• _YOUR INSTRUCTIONS_: Identify all lines below that hold "center" and collect them.

════════════════

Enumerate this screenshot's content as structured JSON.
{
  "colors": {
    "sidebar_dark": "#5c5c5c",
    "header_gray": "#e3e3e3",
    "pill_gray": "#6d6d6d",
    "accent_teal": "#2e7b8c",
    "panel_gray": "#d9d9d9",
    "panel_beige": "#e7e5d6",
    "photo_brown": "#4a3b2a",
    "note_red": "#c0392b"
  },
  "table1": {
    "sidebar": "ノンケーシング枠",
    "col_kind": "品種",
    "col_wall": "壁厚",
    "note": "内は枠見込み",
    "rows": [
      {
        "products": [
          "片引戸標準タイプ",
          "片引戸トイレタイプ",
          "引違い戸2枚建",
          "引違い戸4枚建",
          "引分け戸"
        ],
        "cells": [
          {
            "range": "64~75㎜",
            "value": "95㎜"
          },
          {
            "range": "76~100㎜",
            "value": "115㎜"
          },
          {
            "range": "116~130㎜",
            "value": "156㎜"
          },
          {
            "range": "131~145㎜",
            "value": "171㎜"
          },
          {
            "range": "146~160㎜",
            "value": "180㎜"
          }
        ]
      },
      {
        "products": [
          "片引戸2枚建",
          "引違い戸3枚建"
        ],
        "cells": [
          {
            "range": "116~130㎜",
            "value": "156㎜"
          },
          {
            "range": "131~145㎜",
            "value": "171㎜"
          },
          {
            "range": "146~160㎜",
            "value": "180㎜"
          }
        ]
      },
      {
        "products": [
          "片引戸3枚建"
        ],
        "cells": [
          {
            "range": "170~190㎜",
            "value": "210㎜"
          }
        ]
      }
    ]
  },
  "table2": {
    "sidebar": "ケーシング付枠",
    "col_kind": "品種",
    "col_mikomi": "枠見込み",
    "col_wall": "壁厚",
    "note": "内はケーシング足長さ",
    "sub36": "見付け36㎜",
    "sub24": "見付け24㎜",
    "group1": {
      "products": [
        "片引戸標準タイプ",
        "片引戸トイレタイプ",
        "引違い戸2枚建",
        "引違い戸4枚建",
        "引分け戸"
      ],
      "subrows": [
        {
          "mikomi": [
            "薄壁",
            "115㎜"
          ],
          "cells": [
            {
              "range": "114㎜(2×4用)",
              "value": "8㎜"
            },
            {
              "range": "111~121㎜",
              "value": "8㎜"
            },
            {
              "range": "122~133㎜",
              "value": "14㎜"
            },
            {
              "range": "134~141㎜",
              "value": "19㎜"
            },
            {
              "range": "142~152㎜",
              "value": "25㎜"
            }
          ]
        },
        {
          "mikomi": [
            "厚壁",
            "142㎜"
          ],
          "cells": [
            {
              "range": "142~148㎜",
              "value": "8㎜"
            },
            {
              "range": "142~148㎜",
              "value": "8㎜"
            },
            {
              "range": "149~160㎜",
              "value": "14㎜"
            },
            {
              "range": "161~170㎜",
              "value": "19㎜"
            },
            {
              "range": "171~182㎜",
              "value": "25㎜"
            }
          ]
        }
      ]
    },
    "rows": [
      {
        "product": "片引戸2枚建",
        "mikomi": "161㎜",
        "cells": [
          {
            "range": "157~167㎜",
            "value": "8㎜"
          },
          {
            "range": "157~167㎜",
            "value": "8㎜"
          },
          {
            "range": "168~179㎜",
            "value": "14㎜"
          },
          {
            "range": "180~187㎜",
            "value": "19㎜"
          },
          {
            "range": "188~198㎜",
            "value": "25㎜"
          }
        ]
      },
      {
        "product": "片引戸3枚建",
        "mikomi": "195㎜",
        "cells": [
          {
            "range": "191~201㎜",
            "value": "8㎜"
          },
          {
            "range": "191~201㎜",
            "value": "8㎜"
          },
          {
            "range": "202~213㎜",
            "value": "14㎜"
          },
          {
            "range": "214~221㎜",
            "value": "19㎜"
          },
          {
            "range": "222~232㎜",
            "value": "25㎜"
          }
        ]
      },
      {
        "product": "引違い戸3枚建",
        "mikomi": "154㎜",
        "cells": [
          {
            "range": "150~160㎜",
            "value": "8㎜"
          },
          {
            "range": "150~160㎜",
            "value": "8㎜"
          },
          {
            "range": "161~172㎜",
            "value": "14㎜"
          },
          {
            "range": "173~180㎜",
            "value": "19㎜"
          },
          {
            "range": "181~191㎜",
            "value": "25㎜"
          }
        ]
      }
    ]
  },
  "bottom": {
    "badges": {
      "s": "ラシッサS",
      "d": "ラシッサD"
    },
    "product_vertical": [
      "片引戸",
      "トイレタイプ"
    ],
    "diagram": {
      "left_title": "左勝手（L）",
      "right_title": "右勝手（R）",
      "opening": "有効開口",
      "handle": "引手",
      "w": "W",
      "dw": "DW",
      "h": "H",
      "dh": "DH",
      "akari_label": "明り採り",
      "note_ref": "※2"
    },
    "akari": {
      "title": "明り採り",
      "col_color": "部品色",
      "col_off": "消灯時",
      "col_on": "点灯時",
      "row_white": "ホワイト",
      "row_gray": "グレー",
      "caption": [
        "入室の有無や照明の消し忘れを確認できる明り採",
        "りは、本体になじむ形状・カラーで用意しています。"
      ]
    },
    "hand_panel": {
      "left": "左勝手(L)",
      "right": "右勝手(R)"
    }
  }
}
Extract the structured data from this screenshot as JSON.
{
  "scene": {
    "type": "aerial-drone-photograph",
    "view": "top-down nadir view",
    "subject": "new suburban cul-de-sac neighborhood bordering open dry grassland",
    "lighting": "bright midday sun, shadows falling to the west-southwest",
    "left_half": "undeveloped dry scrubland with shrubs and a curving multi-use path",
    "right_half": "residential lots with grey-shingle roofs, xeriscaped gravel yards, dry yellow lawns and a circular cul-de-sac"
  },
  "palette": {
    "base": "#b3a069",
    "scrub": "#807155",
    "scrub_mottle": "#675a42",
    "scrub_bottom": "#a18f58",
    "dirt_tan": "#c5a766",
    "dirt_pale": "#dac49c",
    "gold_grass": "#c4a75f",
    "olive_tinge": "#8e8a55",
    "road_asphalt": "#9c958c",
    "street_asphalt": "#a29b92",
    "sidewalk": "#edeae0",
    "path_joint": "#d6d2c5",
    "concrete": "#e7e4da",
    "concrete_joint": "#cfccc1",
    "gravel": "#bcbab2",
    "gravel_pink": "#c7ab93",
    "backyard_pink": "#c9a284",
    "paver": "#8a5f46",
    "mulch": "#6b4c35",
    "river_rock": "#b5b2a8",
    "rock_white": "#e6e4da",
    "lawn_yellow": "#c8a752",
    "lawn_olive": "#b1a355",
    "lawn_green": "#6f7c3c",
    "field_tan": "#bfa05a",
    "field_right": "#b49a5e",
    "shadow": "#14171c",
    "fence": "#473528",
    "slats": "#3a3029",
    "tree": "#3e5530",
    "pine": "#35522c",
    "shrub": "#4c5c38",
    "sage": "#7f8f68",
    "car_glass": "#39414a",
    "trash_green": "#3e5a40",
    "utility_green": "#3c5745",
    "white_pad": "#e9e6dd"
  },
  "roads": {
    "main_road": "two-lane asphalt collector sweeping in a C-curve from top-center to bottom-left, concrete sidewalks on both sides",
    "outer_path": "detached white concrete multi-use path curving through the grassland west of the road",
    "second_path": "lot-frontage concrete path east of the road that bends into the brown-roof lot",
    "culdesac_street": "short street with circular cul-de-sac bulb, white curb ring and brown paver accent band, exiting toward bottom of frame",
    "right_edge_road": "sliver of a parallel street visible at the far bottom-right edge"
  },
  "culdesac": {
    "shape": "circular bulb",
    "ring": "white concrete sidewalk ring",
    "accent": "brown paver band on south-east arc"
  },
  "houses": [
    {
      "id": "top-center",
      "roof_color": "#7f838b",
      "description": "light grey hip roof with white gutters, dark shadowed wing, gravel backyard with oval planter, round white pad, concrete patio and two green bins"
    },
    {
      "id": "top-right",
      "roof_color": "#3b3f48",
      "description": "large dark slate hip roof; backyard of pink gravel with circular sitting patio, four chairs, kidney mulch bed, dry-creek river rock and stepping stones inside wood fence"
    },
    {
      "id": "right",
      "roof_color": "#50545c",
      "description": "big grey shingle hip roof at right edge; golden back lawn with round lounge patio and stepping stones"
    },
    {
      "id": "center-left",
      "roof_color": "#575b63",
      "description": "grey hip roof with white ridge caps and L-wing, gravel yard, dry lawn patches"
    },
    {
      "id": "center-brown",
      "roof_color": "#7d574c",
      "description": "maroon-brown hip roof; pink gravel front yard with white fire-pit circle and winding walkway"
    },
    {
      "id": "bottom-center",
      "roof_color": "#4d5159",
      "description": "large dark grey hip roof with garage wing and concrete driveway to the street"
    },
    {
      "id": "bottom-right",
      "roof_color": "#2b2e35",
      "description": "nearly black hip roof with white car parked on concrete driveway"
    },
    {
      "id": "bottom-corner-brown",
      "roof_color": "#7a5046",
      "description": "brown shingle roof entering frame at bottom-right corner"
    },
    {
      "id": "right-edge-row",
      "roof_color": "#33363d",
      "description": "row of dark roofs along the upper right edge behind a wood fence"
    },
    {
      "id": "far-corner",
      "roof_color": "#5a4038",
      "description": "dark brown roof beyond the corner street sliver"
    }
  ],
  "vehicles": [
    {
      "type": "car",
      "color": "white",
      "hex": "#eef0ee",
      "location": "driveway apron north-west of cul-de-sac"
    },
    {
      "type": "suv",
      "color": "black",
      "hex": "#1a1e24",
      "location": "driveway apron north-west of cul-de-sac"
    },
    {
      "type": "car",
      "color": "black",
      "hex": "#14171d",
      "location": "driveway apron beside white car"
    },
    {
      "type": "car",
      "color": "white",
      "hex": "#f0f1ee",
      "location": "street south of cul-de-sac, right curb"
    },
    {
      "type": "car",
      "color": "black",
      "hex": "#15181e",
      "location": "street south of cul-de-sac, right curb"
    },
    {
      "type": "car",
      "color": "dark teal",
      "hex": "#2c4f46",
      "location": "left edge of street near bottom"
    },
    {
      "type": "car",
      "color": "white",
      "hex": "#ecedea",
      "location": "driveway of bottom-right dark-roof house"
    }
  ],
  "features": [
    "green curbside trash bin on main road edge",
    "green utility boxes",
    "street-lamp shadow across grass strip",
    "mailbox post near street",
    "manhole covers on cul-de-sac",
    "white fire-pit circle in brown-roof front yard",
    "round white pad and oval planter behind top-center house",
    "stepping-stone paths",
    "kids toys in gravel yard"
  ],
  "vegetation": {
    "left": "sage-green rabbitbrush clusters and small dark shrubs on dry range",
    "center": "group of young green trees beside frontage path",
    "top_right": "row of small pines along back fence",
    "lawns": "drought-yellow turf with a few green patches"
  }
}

════════════════

• _COMPLETE RESPONSE_:
    "main_road": "two-lane asphalt collector sweeping in a C-curve from top-center to bottom-left, concrete sidewalks on both sides",
      "id": "top-center",
      "id": "center-left",
      "id": "center-brown",
      "id": "bottom-center",
    "round white pad and oval planter behind top-center house",
    "center": "group of young green trees beside frontage path",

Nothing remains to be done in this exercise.